#### Requirement
Extract every line from the records below that contains the word "guitarists".

--- Start of Supplied data ---

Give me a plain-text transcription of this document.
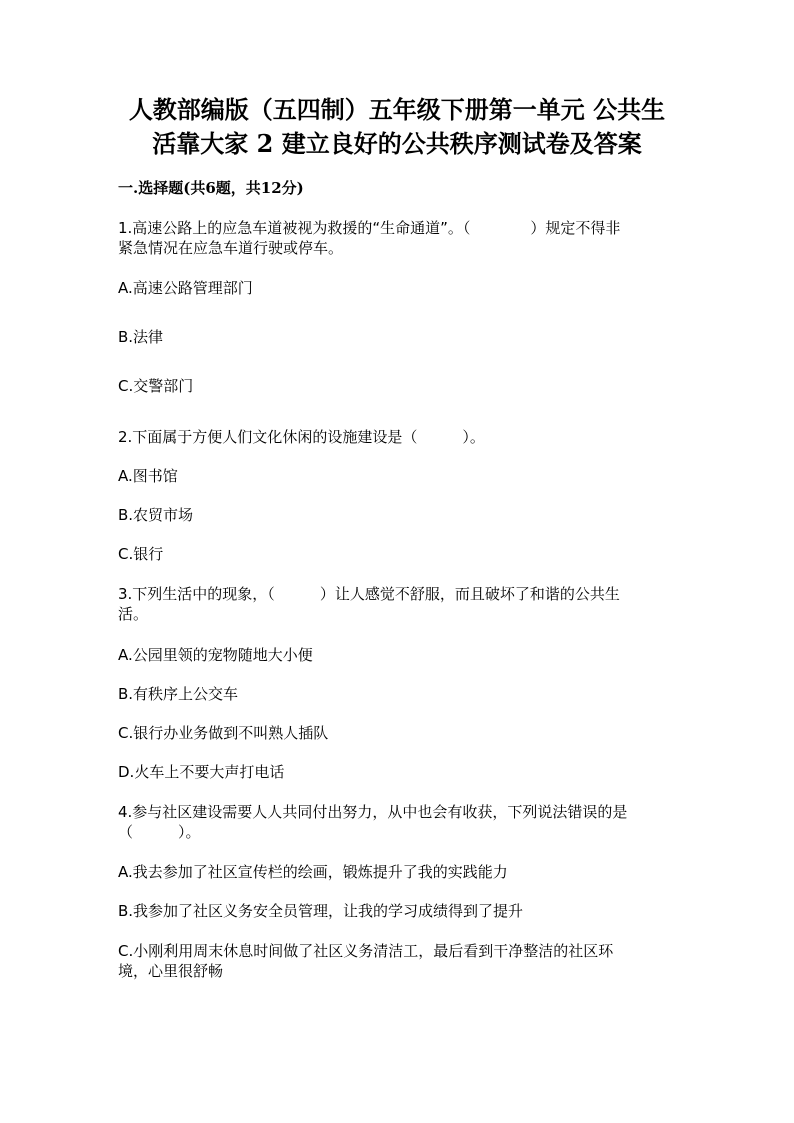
人教部编版（五四制）五年级下册第一单元 公共生
活靠大家 2 建立良好的公共秩序测试卷及答案
一.选择题(共6题，共12分)
1.高速公路上的应急车道被视为救援的“生命通道”。（　　　　）规定不得非
紧急情况在应急车道行驶或停车。
A.高速公路管理部门
B.法律
C.交警部门
2.下面属于方便人们文化休闲的设施建设是（　　　）。
A.图书馆
B.农贸市场
C.银行
3.下列生活中的现象，（　　　）让人感觉不舒服，而且破坏了和谐的公共生
活。
A.公园里领的宠物随地大小便
B.有秩序上公交车
C.银行办业务做到不叫熟人插队
D.火车上不要大声打电话
4.参与社区建设需要人人共同付出努力，从中也会有收获，下列说法错误的是
（　　　）。
A.我去参加了社区宣传栏的绘画，锻炼提升了我的实践能力
B.我参加了社区义务安全员管理，让我的学习成绩得到了提升
C.小刚利用周末休息时间做了社区义务清洁工，最后看到干净整洁的社区环
境，心里很舒畅
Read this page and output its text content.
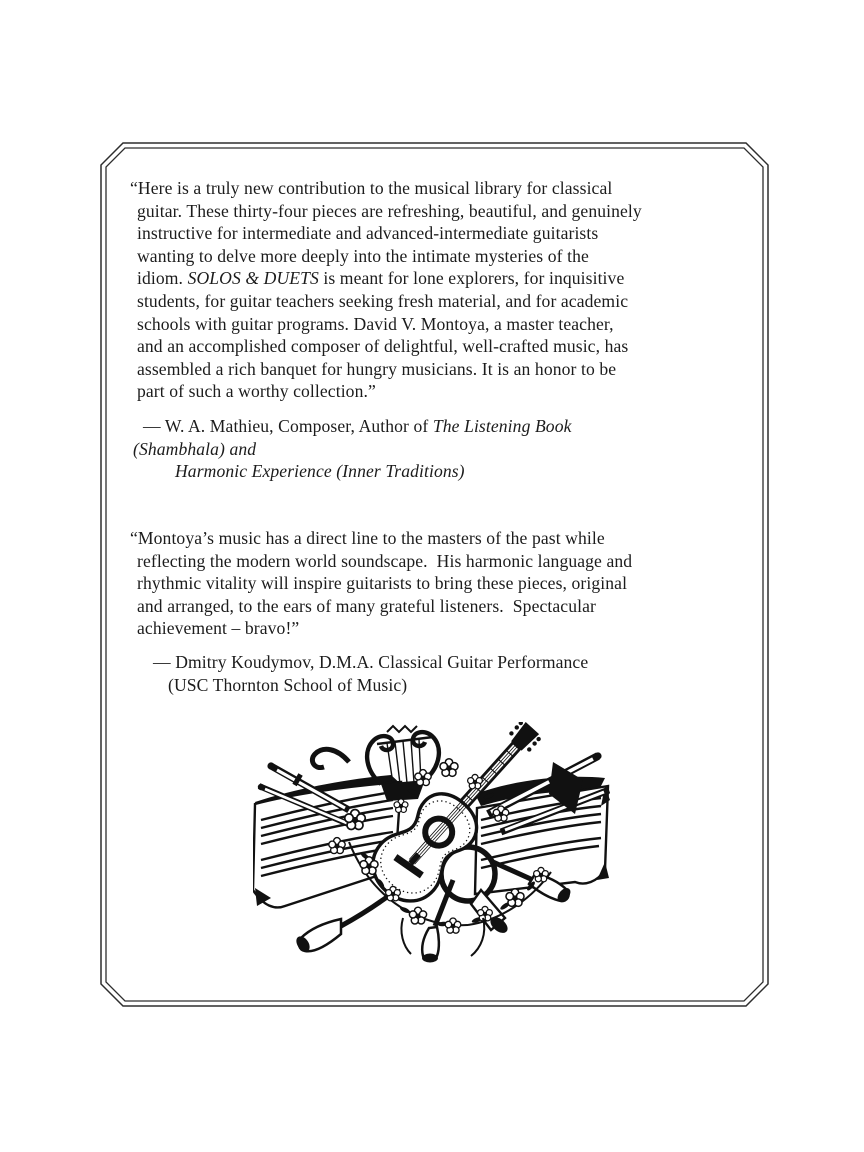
“Here is a truly new contribution to the musical library for classical
guitar. These thirty-four pieces are refreshing, beautiful, and genuinely
instructive for intermediate and advanced-intermediate guitarists
wanting to delve more deeply into the intimate mysteries of the
idiom. SOLOS & DUETS is meant for lone explorers, for inquisitive
students, for guitar teachers seeking fresh material, and for academic
schools with guitar programs. David V. Montoya, a master teacher,
and an accomplished composer of delightful, well-crafted music, has
assembled a rich banquet for hungry musicians. It is an honor to be
part of such a worthy collection.”
— W. A. Mathieu, Composer, Author of The Listening Book
(Shambhala) and
Harmonic Experience (Inner Traditions)
“Montoya’s music has a direct line to the masters of the past while
reflecting the modern world soundscape.  His harmonic language and
rhythmic vitality will inspire guitarists to bring these pieces, original
and arranged, to the ears of many grateful listeners.  Spectacular
achievement – bravo!”
— Dmitry Koudymov, D.M.A. Classical Guitar Performance
(USC Thornton School of Music)
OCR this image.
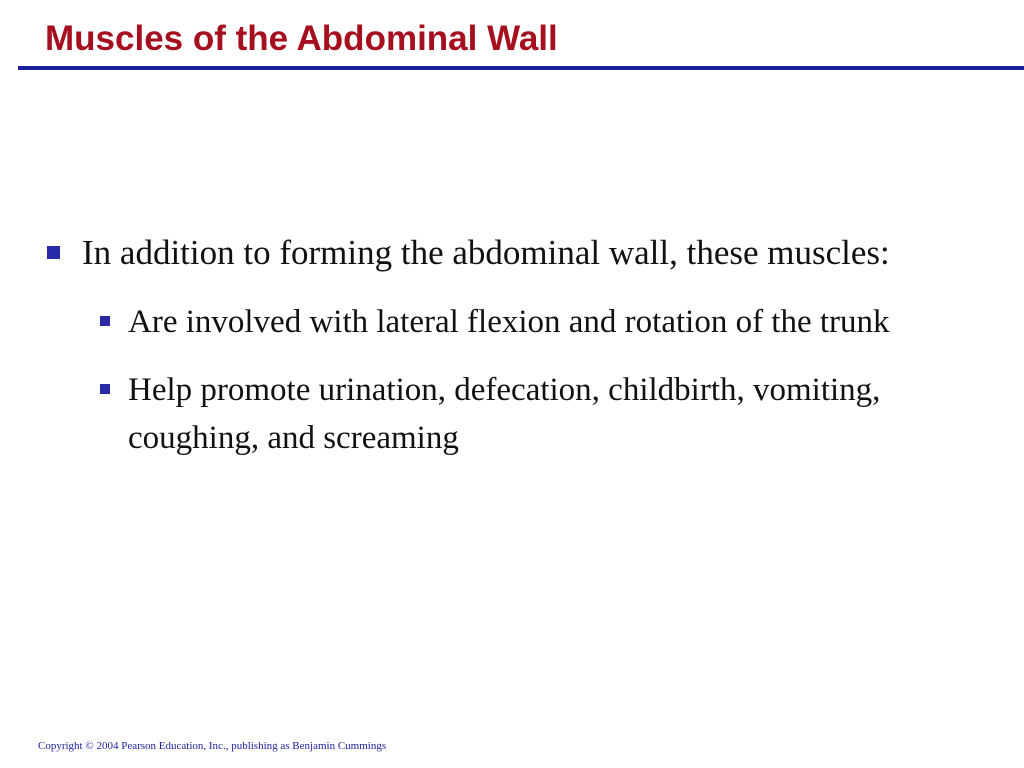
Muscles of the Abdominal Wall
In addition to forming the abdominal wall, these muscles:
Are involved with lateral flexion and rotation of the trunk
Help promote urination, defecation, childbirth, vomiting, coughing, and screaming
Copyright © 2004 Pearson Education, Inc., publishing as Benjamin Cummings
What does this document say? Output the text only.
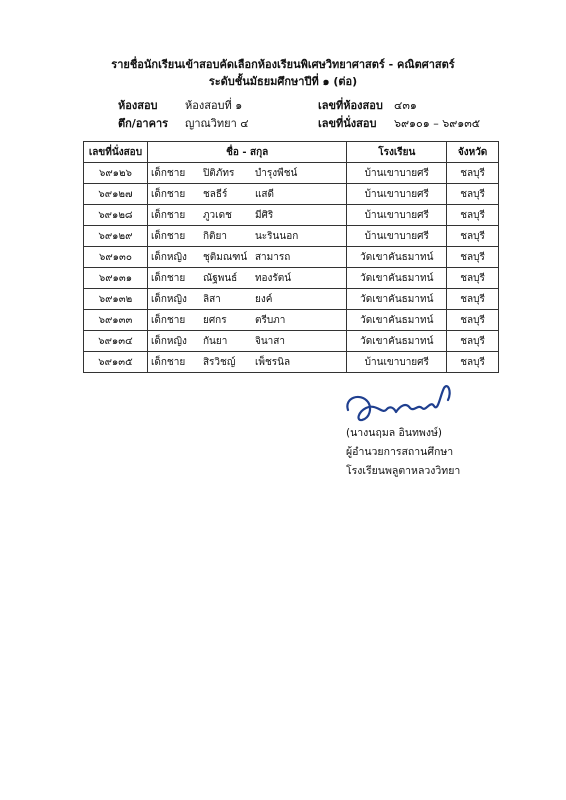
รายชื่อนักเรียนเข้าสอบคัดเลือกห้องเรียนพิเศษวิทยาศาสตร์ - คณิตศาสตร์
ระดับชั้นมัธยมศึกษาปีที่ ๑ (ต่อ)
ห้องสอบ ห้องสอบที่ ๑	เลขที่ห้องสอบ ๔๓๑
ตึก/อาคาร ญาณวิทยา ๔	เลขที่นั่งสอบ ๖๙๑๐๑ – ๖๙๑๓๕
เลขที่นั่งสอบ	ชื่อ - สกุล	โรงเรียน	จังหวัด
๖๙๑๒๖	เด็กชาย ปิติภัทร บำรุงพืชน์	บ้านเขาบายศรี	ชลบุรี
๖๙๑๒๗	เด็กชาย ชลธีร์ แสดี	บ้านเขาบายศรี	ชลบุรี
๖๙๑๒๘	เด็กชาย ภูวเดช มีศิริ	บ้านเขาบายศรี	ชลบุรี
๖๙๑๒๙	เด็กชาย กิติยา นะรินนอก	บ้านเขาบายศรี	ชลบุรี
๖๙๑๓๐	เด็กหญิง ชุติมณฑน์ สามารถ	วัดเขาคันธมาทน์	ชลบุรี
๖๙๑๓๑	เด็กชาย ณัฐพนธ์ ทองรัตน์	วัดเขาคันธมาทน์	ชลบุรี
๖๙๑๓๒	เด็กหญิง ลิสา ยงค์	วัดเขาคันธมาทน์	ชลบุรี
๖๙๑๓๓	เด็กชาย ยศกร ตรีบภา	วัดเขาคันธมาทน์	ชลบุรี
๖๙๑๓๔	เด็กหญิง กันยา จินาสา	วัดเขาคันธมาทน์	ชลบุรี
๖๙๑๓๕	เด็กชาย สิรวิชญ์ เพ็ชรนิล	บ้านเขาบายศรี	ชลบุรี
(นางนฤมล อินทพงษ์)
ผู้อำนวยการสถานศึกษา
โรงเรียนพลูตาหลวงวิทยา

--- End of Supplied data ---

#### Result for this exercise
instructive for intermediate and advanced-intermediate guitarists
rhythmic vitality will inspire guitarists to bring these pieces, original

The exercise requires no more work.